■ Work to do:
Lay out the data below as a Markdown table with the columns No. and Entry, giving each line its own numbered row and leaving out any blank lines.
--- start Available data ---
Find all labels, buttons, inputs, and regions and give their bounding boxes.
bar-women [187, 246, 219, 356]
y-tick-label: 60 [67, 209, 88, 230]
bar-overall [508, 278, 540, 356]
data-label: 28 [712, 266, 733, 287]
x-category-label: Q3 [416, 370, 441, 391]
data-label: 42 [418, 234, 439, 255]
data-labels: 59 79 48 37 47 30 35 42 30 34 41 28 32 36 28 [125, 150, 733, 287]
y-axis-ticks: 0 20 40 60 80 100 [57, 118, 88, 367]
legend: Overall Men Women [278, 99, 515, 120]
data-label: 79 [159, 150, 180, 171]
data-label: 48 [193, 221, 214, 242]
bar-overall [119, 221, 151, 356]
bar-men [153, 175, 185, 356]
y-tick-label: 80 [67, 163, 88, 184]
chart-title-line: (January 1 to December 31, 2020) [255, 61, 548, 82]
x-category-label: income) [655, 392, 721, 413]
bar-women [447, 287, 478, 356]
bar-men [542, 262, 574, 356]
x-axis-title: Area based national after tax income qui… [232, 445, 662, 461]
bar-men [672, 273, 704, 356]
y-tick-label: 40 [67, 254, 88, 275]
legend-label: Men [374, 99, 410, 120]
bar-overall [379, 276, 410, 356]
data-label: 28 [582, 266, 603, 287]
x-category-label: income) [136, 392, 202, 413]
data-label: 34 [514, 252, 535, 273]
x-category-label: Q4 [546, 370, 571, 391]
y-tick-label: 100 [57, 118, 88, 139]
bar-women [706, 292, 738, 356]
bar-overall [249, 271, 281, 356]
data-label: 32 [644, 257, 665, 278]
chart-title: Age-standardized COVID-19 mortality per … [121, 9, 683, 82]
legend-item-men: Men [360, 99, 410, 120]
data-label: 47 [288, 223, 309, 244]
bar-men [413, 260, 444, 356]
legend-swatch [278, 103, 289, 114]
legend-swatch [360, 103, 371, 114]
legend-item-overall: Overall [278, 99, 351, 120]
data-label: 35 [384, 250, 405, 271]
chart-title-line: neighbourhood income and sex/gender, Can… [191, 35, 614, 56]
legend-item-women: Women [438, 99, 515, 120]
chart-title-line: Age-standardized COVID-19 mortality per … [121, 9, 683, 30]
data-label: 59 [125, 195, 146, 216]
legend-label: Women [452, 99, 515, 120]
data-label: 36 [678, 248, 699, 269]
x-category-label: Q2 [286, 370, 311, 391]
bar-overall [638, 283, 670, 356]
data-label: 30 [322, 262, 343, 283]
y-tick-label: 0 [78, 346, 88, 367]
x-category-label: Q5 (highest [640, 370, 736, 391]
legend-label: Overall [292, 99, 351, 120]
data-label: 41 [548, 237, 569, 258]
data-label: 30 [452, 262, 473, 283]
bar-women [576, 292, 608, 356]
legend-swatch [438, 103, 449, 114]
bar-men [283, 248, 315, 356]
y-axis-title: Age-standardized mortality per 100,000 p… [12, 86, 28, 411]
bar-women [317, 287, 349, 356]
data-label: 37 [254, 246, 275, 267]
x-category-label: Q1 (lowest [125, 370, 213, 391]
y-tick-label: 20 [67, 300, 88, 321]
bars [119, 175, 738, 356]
--- end Available data ---
■ Finished exercise:
| No. | Entry |
|---|---|
| 1 | Find all labels, buttons, inputs, and regions and give their bounding boxes. |
| 2 | bar-women [187, 246, 219, 356] |
| 3 | y-tick-label: 60 [67, 209, 88, 230] |
| 4 | bar-overall [508, 278, 540, 356] |
| 5 | data-label: 28 [712, 266, 733, 287] |
| 6 | x-category-label: Q3 [416, 370, 441, 391] |
| 7 | data-label: 42 [418, 234, 439, 255] |
| 8 | data-labels: 59 79 48 37 47 30 35 42 30 34 41 28 32 36 28 [125, 150, 733, 287] |
| 9 | y-axis-ticks: 0 20 40 60 80 100 [57, 118, 88, 367] |
| 10 | legend: Overall Men Women [278, 99, 515, 120] |
| 11 | data-label: 79 [159, 150, 180, 171] |
| 12 | data-label: 48 [193, 221, 214, 242] |
| 13 | bar-overall [119, 221, 151, 356] |
| 14 | bar-men [153, 175, 185, 356] |
| 15 | y-tick-label: 80 [67, 163, 88, 184] |
| 16 | chart-title-line: (January 1 to December 31, 2020) [255, 61, 548, 82] |
| 17 | x-category-label: income) [655, 392, 721, 413] |
| 18 | bar-women [447, 287, 478, 356] |
| 19 | bar-men [542, 262, 574, 356] |
| 20 | x-axis-title: Area based national after tax income qui… [232, 445, 662, 461] |
| 21 | bar-men [672, 273, 704, 356] |
| 22 | y-tick-label: 40 [67, 254, 88, 275] |
| 23 | legend-label: Men [374, 99, 410, 120] |
| 24 | bar-overall [379, 276, 410, 356] |
| 25 | data-label: 28 [582, 266, 603, 287] |
| 26 | x-category-label: income) [136, 392, 202, 413] |
| 27 | data-label: 34 [514, 252, 535, 273] |
| 28 | x-category-label: Q4 [546, 370, 571, 391] |
| 29 | y-tick-label: 100 [57, 118, 88, 139] |
| 30 | bar-women [706, 292, 738, 356] |
| 31 | bar-overall [249, 271, 281, 356] |
| 32 | data-label: 32 [644, 257, 665, 278] |
| 33 | chart-title: Age-standardized COVID-19 mortality per … [121, 9, 683, 82] |
| 34 | legend-item-men: Men [360, 99, 410, 120] |
| 35 | data-label: 47 [288, 223, 309, 244] |
| 36 | bar-men [413, 260, 444, 356] |
| 37 | legend-swatch [278, 103, 289, 114] |
| 38 | legend-swatch [360, 103, 371, 114] |
| 39 | legend-item-overall: Overall [278, 99, 351, 120] |
| 40 | data-label: 35 [384, 250, 405, 271] |
| 41 | chart-title-line: neighbourhood income and sex/gender, Can… [191, 35, 614, 56] |
| 42 | legend-item-women: Women [438, 99, 515, 120] |
| 43 | chart-title-line: Age-standardized COVID-19 mortality per … [121, 9, 683, 30] |
| 44 | data-label: 59 [125, 195, 146, 216] |
| 45 | legend-label: Women [452, 99, 515, 120] |
| 46 | data-label: 36 [678, 248, 699, 269] |
| 47 | x-category-label: Q2 [286, 370, 311, 391] |
| 48 | bar-overall [638, 283, 670, 356] |
| 49 | data-label: 30 [322, 262, 343, 283] |
| 50 | y-tick-label: 0 [78, 346, 88, 367] |
| 51 | x-category-label: Q5 (highest [640, 370, 736, 391] |
| 52 | legend-label: Overall [292, 99, 351, 120] |
| 53 | data-label: 41 [548, 237, 569, 258] |
| 54 | data-label: 30 [452, 262, 473, 283] |
| 55 | bar-women [576, 292, 608, 356] |
| 56 | legend-swatch [438, 103, 449, 114] |
| 57 | bar-men [283, 248, 315, 356] |
| 58 | y-axis-title: Age-standardized mortality per 100,000 p… [12, 86, 28, 411] |
| 59 | bar-women [317, 287, 349, 356] |
| 60 | data-label: 37 [254, 246, 275, 267] |
| 61 | x-category-label: Q1 (lowest [125, 370, 213, 391] |
| 62 | y-tick-label: 20 [67, 300, 88, 321] |
| 63 | bars [119, 175, 738, 356] |